## start

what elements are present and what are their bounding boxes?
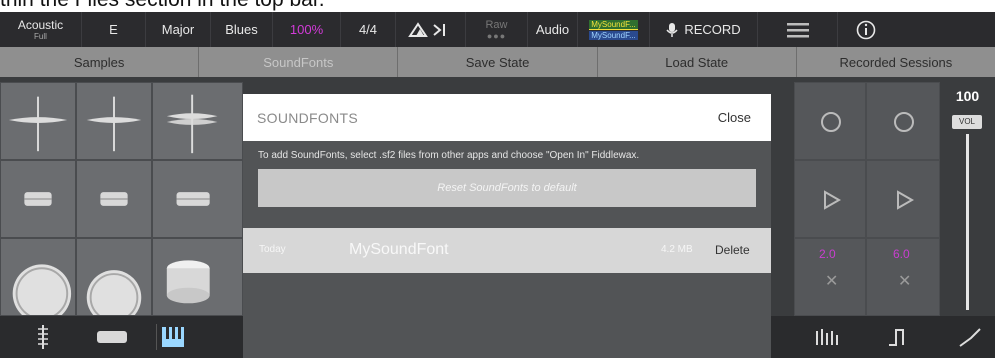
- pad-value-b: 6.0: [893, 247, 910, 261]
- pad-hihat[interactable]: [152, 82, 243, 160]
- metronome-skip-button[interactable]: [396, 12, 466, 47]
- step-icon[interactable]: [884, 324, 914, 350]
- modal-title: SOUNDFONTS: [257, 110, 358, 126]
- pad-ctrl-circle-2[interactable]: [866, 82, 940, 160]
- circle-icon: [894, 112, 914, 132]
- curve-icon[interactable]: [955, 324, 985, 350]
- pad-value-a: 2.0: [819, 247, 836, 261]
- cymbal-icon: [8, 96, 68, 152]
- pad-snare-3[interactable]: [152, 160, 243, 238]
- sequencer-icon[interactable]: [812, 324, 842, 350]
- tab-load-state[interactable]: Load State: [598, 47, 797, 77]
- kick-drum-icon: [12, 264, 72, 315]
- sound-slot-2: MySoundF...: [589, 30, 638, 40]
- snare-icon: [100, 192, 128, 206]
- pad-tom[interactable]: [152, 238, 243, 316]
- raw-label: Raw: [485, 18, 508, 31]
- pad-ctrl-value-1[interactable]: 2.0 ✕: [794, 238, 866, 316]
- soundfont-slots[interactable]: MySoundF... MySoundF...: [578, 12, 650, 47]
- pad-ctrl-play-1[interactable]: [794, 160, 866, 238]
- cymbal-icon: [86, 96, 142, 152]
- scale-selector[interactable]: Major: [146, 12, 211, 47]
- item-size: 4.2 MB: [661, 244, 693, 255]
- info-icon: [856, 20, 875, 39]
- raw-dots-icon: ●●●: [486, 30, 507, 41]
- pad-cymbal-2[interactable]: [76, 82, 152, 160]
- volume-control[interactable]: 100 VOL: [940, 82, 995, 316]
- pad-snare-2[interactable]: [76, 160, 152, 238]
- caption-text: thin the Files section in the top bar.: [0, 0, 325, 12]
- remove-icon[interactable]: ✕: [898, 271, 911, 291]
- guitar-icon[interactable]: [30, 324, 56, 350]
- key-selector[interactable]: E: [82, 12, 146, 47]
- drum-kit-selector[interactable]: Acoustic Full: [0, 12, 82, 47]
- circle-icon: [821, 112, 841, 132]
- section-tabs: Samples SoundFonts Save State Load State…: [0, 47, 995, 77]
- hihat-icon: [166, 94, 218, 154]
- info-button[interactable]: [838, 12, 893, 47]
- play-icon: [897, 190, 915, 210]
- snare-icon: [176, 192, 210, 206]
- microphone-icon: [666, 22, 678, 37]
- delete-button[interactable]: Delete: [715, 243, 750, 257]
- keyboard-icon[interactable]: [156, 324, 189, 350]
- tab-soundfonts[interactable]: SoundFonts: [199, 47, 399, 77]
- kit-label: Acoustic: [17, 18, 64, 32]
- kit-sub-label: Full: [34, 32, 47, 41]
- item-name: MySoundFont: [349, 241, 449, 258]
- reset-soundfonts-button[interactable]: Reset SoundFonts to default: [258, 169, 756, 207]
- menu-button[interactable]: [758, 12, 838, 47]
- volume-value: 100: [955, 88, 980, 104]
- modal-message: To add SoundFonts, select .sf2 files fro…: [258, 150, 640, 161]
- snare-icon: [24, 192, 52, 206]
- pad-ctrl-circle-1[interactable]: [794, 82, 866, 160]
- pad-view-icon[interactable]: [94, 324, 130, 350]
- kick-drum-icon: [86, 270, 142, 315]
- close-button[interactable]: Close: [718, 110, 751, 125]
- tempo-percent[interactable]: 100%: [273, 12, 341, 47]
- tab-save-state[interactable]: Save State: [398, 47, 598, 77]
- sound-slot-1: MySoundF...: [589, 19, 638, 30]
- pad-ctrl-value-2[interactable]: 6.0 ✕: [866, 238, 940, 316]
- pad-snare-1[interactable]: [0, 160, 76, 238]
- soundfont-list-item[interactable]: Today MySoundFont 4.2 MB Delete: [243, 228, 771, 273]
- soundfonts-modal: SOUNDFONTS Close To add SoundFonts, sele…: [243, 94, 771, 358]
- app-window: Acoustic Full E Major Blues 100% 4/4 Raw…: [0, 12, 995, 358]
- item-date: Today: [259, 244, 286, 255]
- volume-slider[interactable]: [966, 134, 969, 310]
- pad-ctrl-play-2[interactable]: [866, 160, 940, 238]
- tab-samples[interactable]: Samples: [0, 47, 200, 77]
- pad-kick-1[interactable]: [0, 238, 76, 316]
- play-icon: [824, 190, 842, 210]
- pad-cymbal-1[interactable]: [0, 82, 76, 160]
- hamburger-icon: [786, 22, 809, 37]
- remove-icon[interactable]: ✕: [825, 271, 838, 291]
- modal-header: SOUNDFONTS Close: [243, 94, 771, 141]
- tom-drum-icon: [166, 260, 210, 304]
- top-bar: Acoustic Full E Major Blues 100% 4/4 Raw…: [0, 12, 995, 47]
- metronome-icon: [407, 21, 445, 37]
- mode-selector[interactable]: Blues: [211, 12, 273, 47]
- raw-toggle[interactable]: Raw ●●●: [466, 12, 528, 47]
- record-label: RECORD: [684, 22, 741, 37]
- audio-button[interactable]: Audio: [528, 12, 578, 47]
- volume-label[interactable]: VOL: [952, 115, 982, 129]
- time-signature[interactable]: 4/4: [341, 12, 396, 47]
- tab-recorded-sessions[interactable]: Recorded Sessions: [797, 47, 995, 77]
- pad-kick-2[interactable]: [76, 238, 152, 316]
- record-button[interactable]: RECORD: [650, 12, 758, 47]
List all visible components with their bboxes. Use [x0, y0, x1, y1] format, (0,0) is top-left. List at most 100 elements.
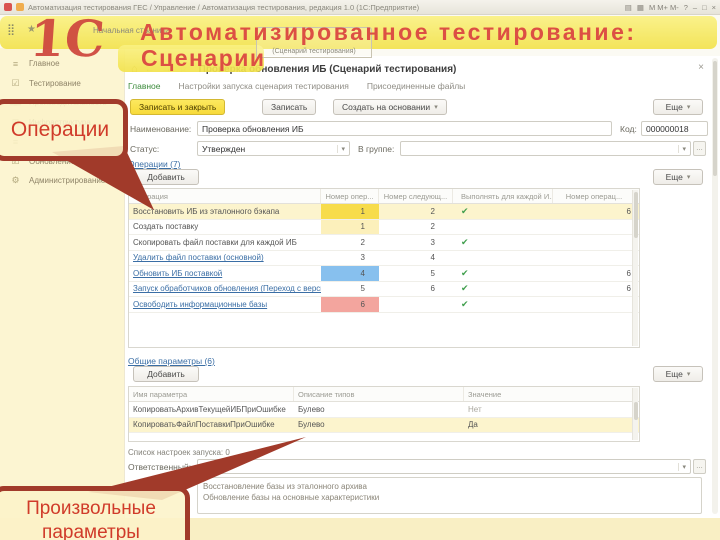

## end

Return every line of the material above word for word, leaving out the pictures.

## Response to the exercise
what elements are present and what are their bounding boxes?
- pad-value-b: 6.0: [893, 247, 910, 261]
- pad-hihat[interactable]: [152, 82, 243, 160]
- metronome-skip-button[interactable]: [396, 12, 466, 47]
- step-icon[interactable]: [884, 324, 914, 350]
- modal-title: SOUNDFONTS: [257, 110, 358, 126]
- pad-ctrl-circle-2[interactable]: [866, 82, 940, 160]
- circle-icon: [894, 112, 914, 132]
- curve-icon[interactable]: [955, 324, 985, 350]
- pad-value-a: 2.0: [819, 247, 836, 261]
- cymbal-icon: [8, 96, 68, 152]
- pad-snare-3[interactable]: [152, 160, 243, 238]
- sequencer-icon[interactable]: [812, 324, 842, 350]
- tab-load-state[interactable]: Load State: [598, 47, 797, 77]
- kick-drum-icon: [12, 264, 72, 315]
- sound-slot-2: MySoundF...: [589, 30, 638, 40]
- snare-icon: [100, 192, 128, 206]
- pad-tom[interactable]: [152, 238, 243, 316]
- raw-label: Raw: [485, 18, 508, 31]
- pad-ctrl-value-1[interactable]: 2.0 ✕: [794, 238, 866, 316]
- soundfont-slots[interactable]: MySoundF... MySoundF...: [578, 12, 650, 47]
- pad-ctrl-play-1[interactable]: [794, 160, 866, 238]
- cymbal-icon: [86, 96, 142, 152]
- scale-selector[interactable]: Major: [146, 12, 211, 47]
- item-size: 4.2 MB: [661, 244, 693, 255]
- info-icon: [856, 20, 875, 39]
- raw-dots-icon: ●●●: [486, 30, 507, 41]
- pad-cymbal-2[interactable]: [76, 82, 152, 160]
- volume-control[interactable]: 100 VOL: [940, 82, 995, 316]
- pad-snare-2[interactable]: [76, 160, 152, 238]
- caption-text: thin the Files section in the top bar.: [0, 0, 325, 12]
- remove-icon[interactable]: ✕: [898, 271, 911, 291]
- guitar-icon[interactable]: [30, 324, 56, 350]
- key-selector[interactable]: E: [82, 12, 146, 47]
- drum-kit-selector[interactable]: Acoustic Full: [0, 12, 82, 47]
- circle-icon: [821, 112, 841, 132]
- section-tabs: Samples SoundFonts Save State Load State…: [0, 47, 995, 77]
- hihat-icon: [166, 94, 218, 154]
- info-button[interactable]: [838, 12, 893, 47]
- play-icon: [897, 190, 915, 210]
- snare-icon: [176, 192, 210, 206]
- microphone-icon: [666, 22, 678, 37]
- delete-button[interactable]: Delete: [715, 243, 750, 257]
- keyboard-icon[interactable]: [156, 324, 189, 350]
- tab-soundfonts[interactable]: SoundFonts: [199, 47, 399, 77]
- kit-label: Acoustic: [17, 18, 64, 32]
- kit-sub-label: Full: [34, 32, 47, 41]
- item-name: MySoundFont: [349, 241, 449, 258]
- reset-soundfonts-button[interactable]: Reset SoundFonts to default: [258, 169, 756, 207]
- menu-button[interactable]: [758, 12, 838, 47]
- volume-value: 100: [955, 88, 980, 104]
- modal-message: To add SoundFonts, select .sf2 files fro…: [258, 150, 640, 161]
- snare-icon: [24, 192, 52, 206]
- pad-ctrl-circle-1[interactable]: [794, 82, 866, 160]
- pad-view-icon[interactable]: [94, 324, 130, 350]
- kick-drum-icon: [86, 270, 142, 315]
- close-button[interactable]: Close: [718, 110, 751, 125]
- tempo-percent[interactable]: 100%: [273, 12, 341, 47]
- tab-save-state[interactable]: Save State: [398, 47, 598, 77]
- sound-slot-1: MySoundF...: [589, 19, 638, 30]
- pad-ctrl-value-2[interactable]: 6.0 ✕: [866, 238, 940, 316]
- pad-snare-1[interactable]: [0, 160, 76, 238]
- soundfont-list-item[interactable]: Today MySoundFont 4.2 MB Delete: [243, 228, 771, 273]
- soundfonts-modal: SOUNDFONTS Close To add SoundFonts, sele…: [243, 94, 771, 358]
- app-window: Acoustic Full E Major Blues 100% 4/4 Raw…: [0, 12, 995, 358]
- item-date: Today: [259, 244, 286, 255]
- volume-slider[interactable]: [966, 134, 969, 310]
- pad-ctrl-play-2[interactable]: [866, 160, 940, 238]
- tab-samples[interactable]: Samples: [0, 47, 200, 77]
- pad-kick-1[interactable]: [0, 238, 76, 316]
- play-icon: [824, 190, 842, 210]
- pad-cymbal-1[interactable]: [0, 82, 76, 160]
- hamburger-icon: [786, 22, 809, 37]
- remove-icon[interactable]: ✕: [825, 271, 838, 291]
- modal-header: SOUNDFONTS Close: [243, 94, 771, 141]
- tom-drum-icon: [166, 260, 210, 304]
- top-bar: Acoustic Full E Major Blues 100% 4/4 Raw…: [0, 12, 995, 47]
- metronome-icon: [407, 21, 445, 37]
- mode-selector[interactable]: Blues: [211, 12, 273, 47]
- raw-toggle[interactable]: Raw ●●●: [466, 12, 528, 47]
- record-label: RECORD: [684, 22, 741, 37]
- audio-button[interactable]: Audio: [528, 12, 578, 47]
- volume-label[interactable]: VOL: [952, 115, 982, 129]
- time-signature[interactable]: 4/4: [341, 12, 396, 47]
- tab-recorded-sessions[interactable]: Recorded Sessions: [797, 47, 995, 77]
- pad-kick-2[interactable]: [76, 238, 152, 316]
- record-button[interactable]: RECORD: [650, 12, 758, 47]
List all visible components with their bboxes. Use [x0, y0, x1, y1] format, (0,0) is top-left. List at most 100 elements.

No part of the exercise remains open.